Source records
---------------
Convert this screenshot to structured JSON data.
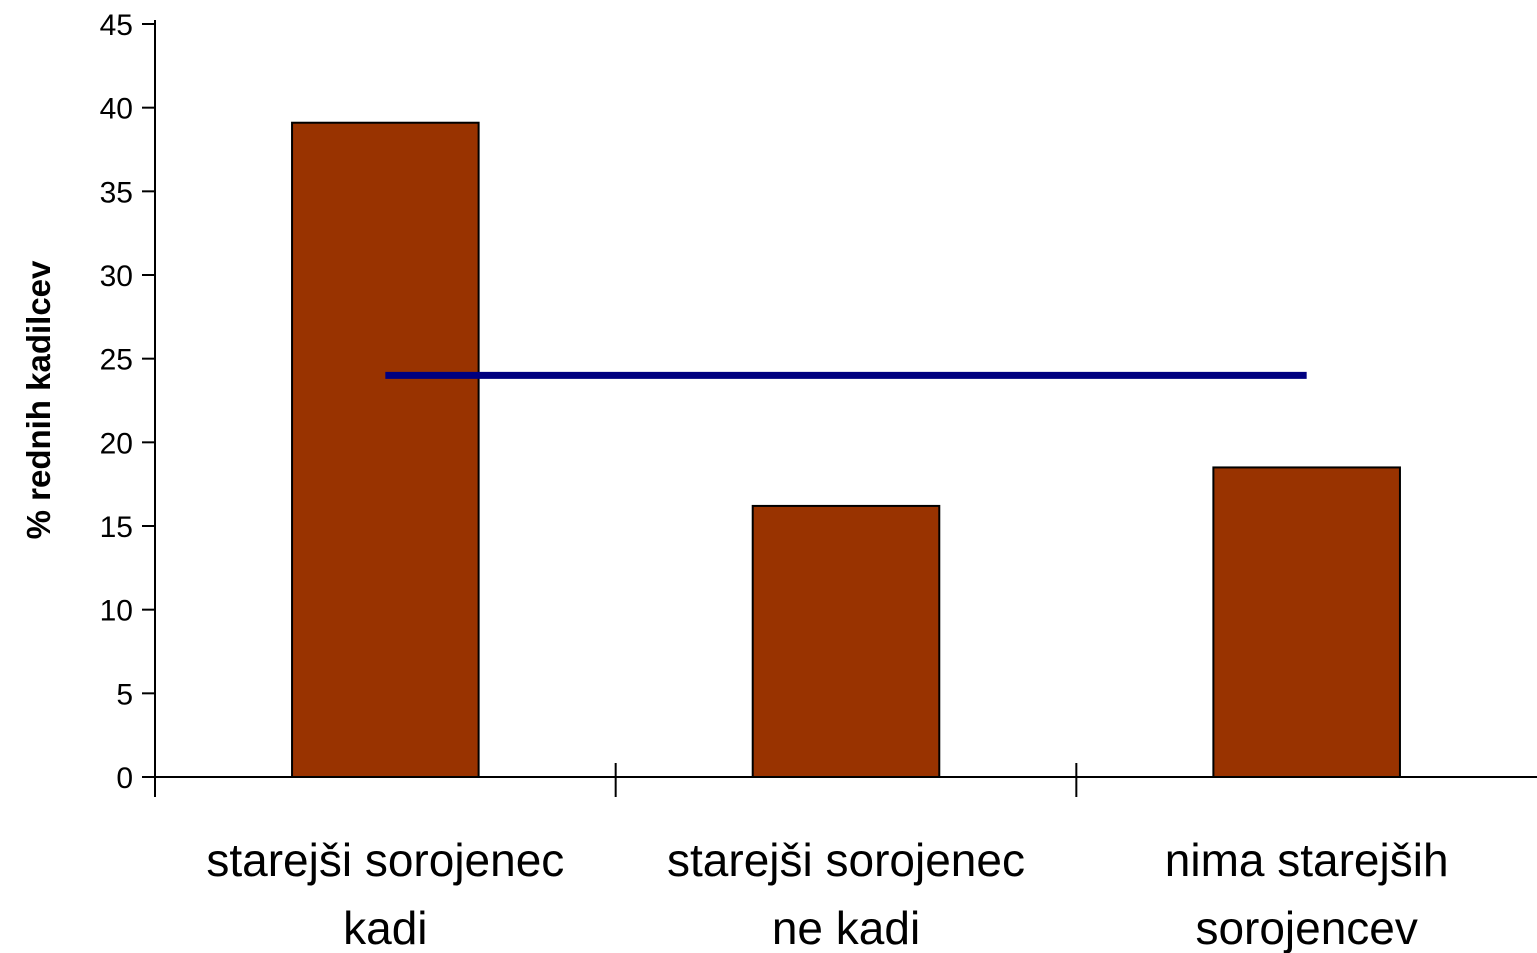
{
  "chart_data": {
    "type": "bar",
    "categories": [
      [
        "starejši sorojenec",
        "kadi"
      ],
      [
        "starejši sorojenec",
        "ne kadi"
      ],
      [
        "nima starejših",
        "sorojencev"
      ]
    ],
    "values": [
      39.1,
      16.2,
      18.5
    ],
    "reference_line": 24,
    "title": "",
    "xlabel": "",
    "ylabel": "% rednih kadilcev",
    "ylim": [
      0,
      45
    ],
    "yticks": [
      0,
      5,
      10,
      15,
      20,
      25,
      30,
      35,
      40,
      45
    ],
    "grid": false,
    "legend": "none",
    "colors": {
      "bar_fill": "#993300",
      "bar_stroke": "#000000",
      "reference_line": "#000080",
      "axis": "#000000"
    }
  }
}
---------------
What the task asks
Reproduce the material in full, word for word, and omit the pictures.

Solution below
Convert this screenshot to structured JSON data.
{
  "chart_data": {
    "type": "bar",
    "categories": [
      [
        "starejši sorojenec",
        "kadi"
      ],
      [
        "starejši sorojenec",
        "ne kadi"
      ],
      [
        "nima starejših",
        "sorojencev"
      ]
    ],
    "values": [
      39.1,
      16.2,
      18.5
    ],
    "reference_line": 24,
    "title": "",
    "xlabel": "",
    "ylabel": "% rednih kadilcev",
    "ylim": [
      0,
      45
    ],
    "yticks": [
      0,
      5,
      10,
      15,
      20,
      25,
      30,
      35,
      40,
      45
    ],
    "grid": false,
    "legend": "none",
    "colors": {
      "bar_fill": "#993300",
      "bar_stroke": "#000000",
      "reference_line": "#000080",
      "axis": "#000000"
    }
  }
}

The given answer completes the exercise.